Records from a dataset
##############################

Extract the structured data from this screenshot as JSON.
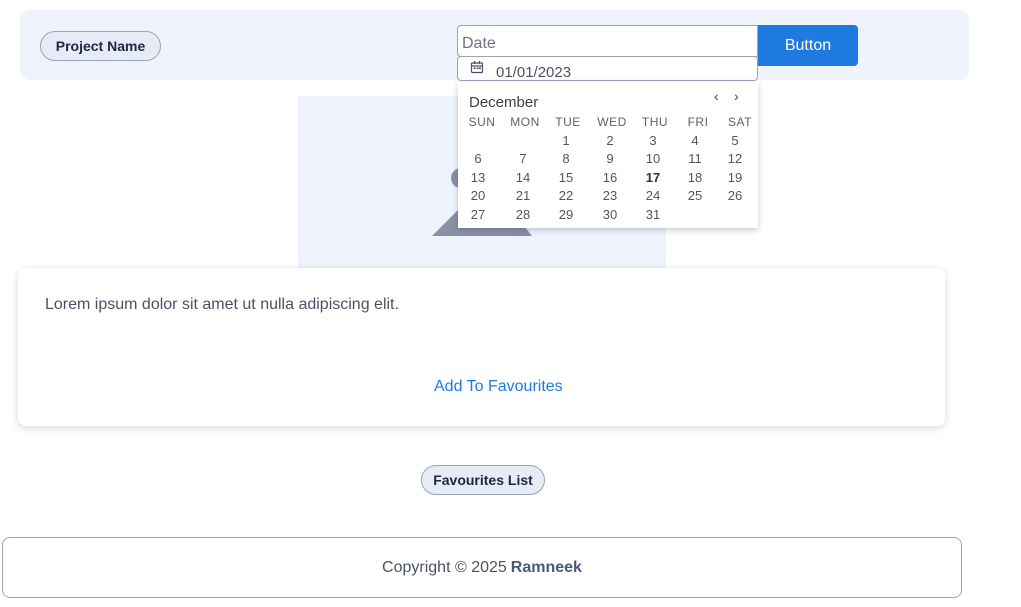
{
  "header": {
    "project_name": "Project Name",
    "date_placeholder": "Date",
    "button_label": "Button"
  },
  "date_picker": {
    "value": "01/01/2023",
    "month": "December",
    "prev_icon": "chevron-left-icon",
    "next_icon": "chevron-right-icon",
    "weekdays": [
      "SUN",
      "MON",
      "TUE",
      "WED",
      "THU",
      "FRI",
      "SAT"
    ],
    "days": [
      "1",
      "2",
      "3",
      "4",
      "5",
      "6",
      "7",
      "8",
      "9",
      "10",
      "11",
      "12",
      "13",
      "14",
      "15",
      "16",
      "17",
      "18",
      "19",
      "20",
      "21",
      "22",
      "23",
      "24",
      "25",
      "26",
      "27",
      "28",
      "29",
      "30",
      "31"
    ],
    "first_weekday_index": 2,
    "today": "17"
  },
  "card": {
    "text": "Lorem ipsum dolor sit amet ut nulla adipiscing elit.",
    "action": "Add To Favourites"
  },
  "favourites": {
    "label": "Favourites List"
  },
  "footer": {
    "prefix": "Copyright © 2025",
    "author": "Ramneek"
  },
  "colors": {
    "accent": "#1f7ae0",
    "header_bg": "#eff4fc",
    "chip_bg": "#e6ebf6"
  }
}
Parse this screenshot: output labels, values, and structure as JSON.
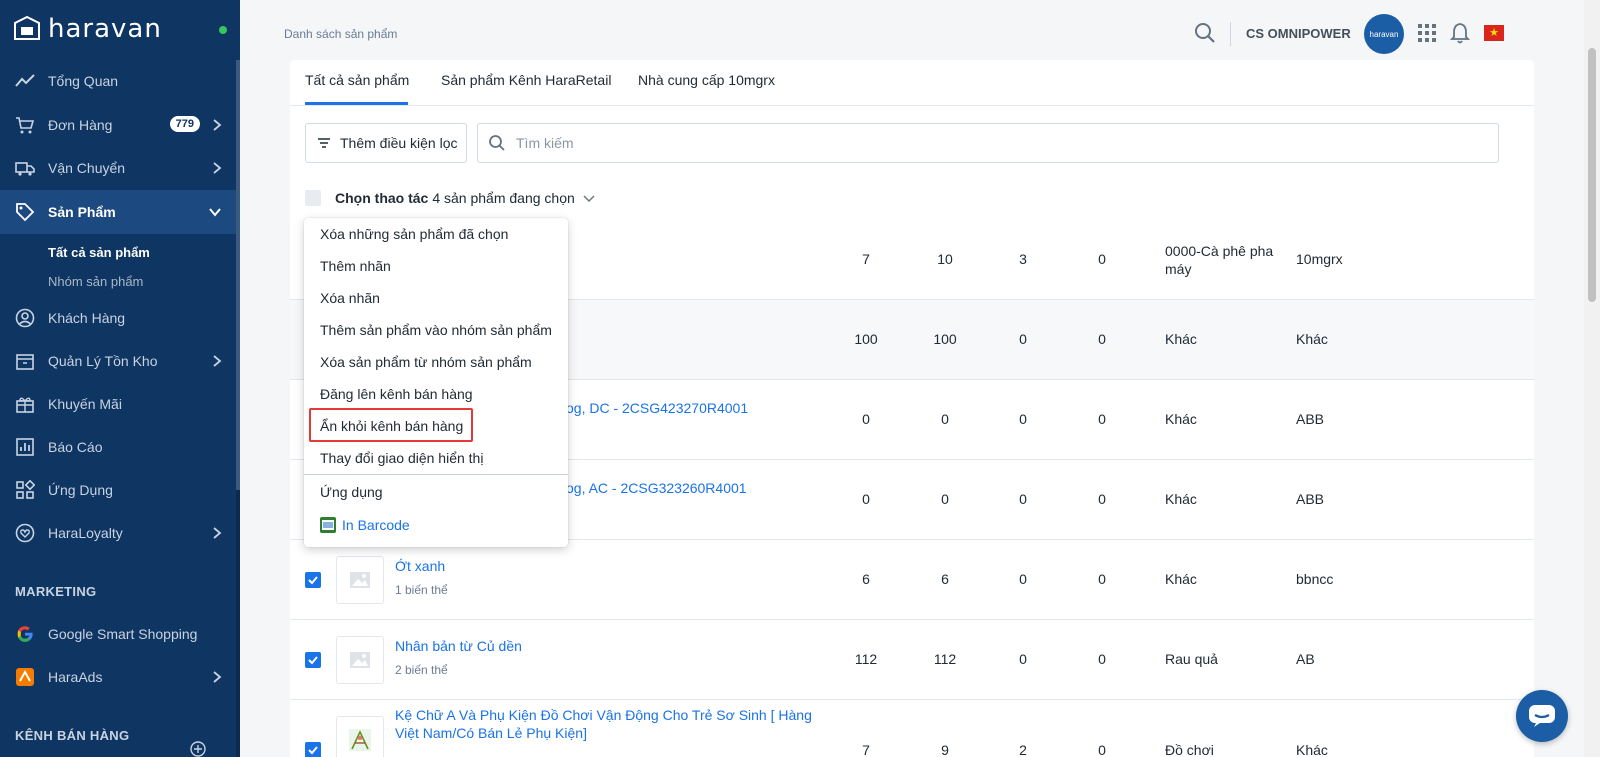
{
  "sidebar": {
    "logo_text": "haravan",
    "nav": [
      {
        "label": "Tổng Quan",
        "icon": "trend-line-icon"
      },
      {
        "label": "Đơn Hàng",
        "icon": "cart-icon",
        "badge": "779"
      },
      {
        "label": "Vận Chuyển",
        "icon": "truck-icon"
      },
      {
        "label": "Sản Phẩm",
        "icon": "tag-icon"
      },
      {
        "label": "Khách Hàng",
        "icon": "user-circle-icon"
      },
      {
        "label": "Quản Lý Tồn Kho",
        "icon": "inventory-icon"
      },
      {
        "label": "Khuyến Mãi",
        "icon": "gift-icon"
      },
      {
        "label": "Báo Cáo",
        "icon": "report-icon"
      },
      {
        "label": "Ứng Dụng",
        "icon": "apps-grid-icon"
      },
      {
        "label": "HaraLoyalty",
        "icon": "heart-icon"
      },
      {
        "label": "Google Smart Shopping",
        "icon": "google-icon"
      },
      {
        "label": "HaraAds",
        "icon": "haraads-icon"
      }
    ],
    "sub_products": [
      "Tất cả sản phẩm",
      "Nhóm sản phẩm"
    ],
    "section_marketing": "MARKETING",
    "section_channels": "KÊNH BÁN HÀNG"
  },
  "topbar": {
    "breadcrumb": "Danh sách sản phẩm",
    "store_name": "CS OMNIPOWER",
    "avatar_text": "haravan",
    "flag": "★"
  },
  "tabs": [
    "Tất cả sản phẩm",
    "Sản phẩm Kênh HaraRetail",
    "Nhà cung cấp 10mgrx"
  ],
  "filter": {
    "button_label": "Thêm điều kiện lọc",
    "search_placeholder": "Tìm kiếm"
  },
  "bulk": {
    "action_label": "Chọn thao tác",
    "selected_text": "4 sản phẩm đang chọn"
  },
  "dropdown": {
    "items": [
      "Xóa những sản phẩm đã chọn",
      "Thêm nhãn",
      "Xóa nhãn",
      "Thêm sản phẩm vào nhóm sản phẩm",
      "Xóa sản phẩm từ nhóm sản phẩm",
      "Đăng lên kênh bán hàng",
      "Ẩn khỏi kênh bán hàng",
      "Thay đổi giao diện hiển thị",
      "Ứng dụng"
    ],
    "barcode": "In Barcode",
    "highlighted_item": "Ẩn khỏi kênh bán hàng"
  },
  "rows": [
    {
      "name": "",
      "variants": "",
      "c1": "7",
      "c2": "10",
      "c3": "3",
      "c4": "0",
      "type": "0000-Cà phê pha máy",
      "vendor": "10mgrx"
    },
    {
      "name": "",
      "variants": "",
      "c1": "100",
      "c2": "100",
      "c3": "0",
      "c4": "0",
      "type": "Khác",
      "vendor": "Khác"
    },
    {
      "name": "og, DC - 2CSG423270R4001",
      "variants": "",
      "c1": "0",
      "c2": "0",
      "c3": "0",
      "c4": "0",
      "type": "Khác",
      "vendor": "ABB"
    },
    {
      "name": "og, AC - 2CSG323260R4001",
      "variants": "",
      "c1": "0",
      "c2": "0",
      "c3": "0",
      "c4": "0",
      "type": "Khác",
      "vendor": "ABB"
    },
    {
      "name": "Ớt xanh",
      "variants": "1 biến thể",
      "c1": "6",
      "c2": "6",
      "c3": "0",
      "c4": "0",
      "type": "Khác",
      "vendor": "bbncc"
    },
    {
      "name": "Nhân bản từ Củ dền",
      "variants": "2 biến thể",
      "c1": "112",
      "c2": "112",
      "c3": "0",
      "c4": "0",
      "type": "Rau quả",
      "vendor": "AB"
    },
    {
      "name": "Kệ Chữ A Và Phụ Kiện Đồ Chơi Vận Động Cho Trẻ Sơ Sinh [ Hàng Việt Nam/Có Bán Lẻ Phụ Kiện]",
      "variants": "",
      "c1": "7",
      "c2": "9",
      "c3": "2",
      "c4": "0",
      "type": "Đồ chơi",
      "vendor": "Khác"
    }
  ],
  "colors": {
    "sidebar": "#0f3562",
    "accent": "#1a73e8",
    "highlight": "#e53935"
  }
}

##############################

Description of the task: Search the preceding listing for "haravan" and extract every line where it is found.

The response:
    "logo_text": "haravan",
    "avatar_text": "haravan",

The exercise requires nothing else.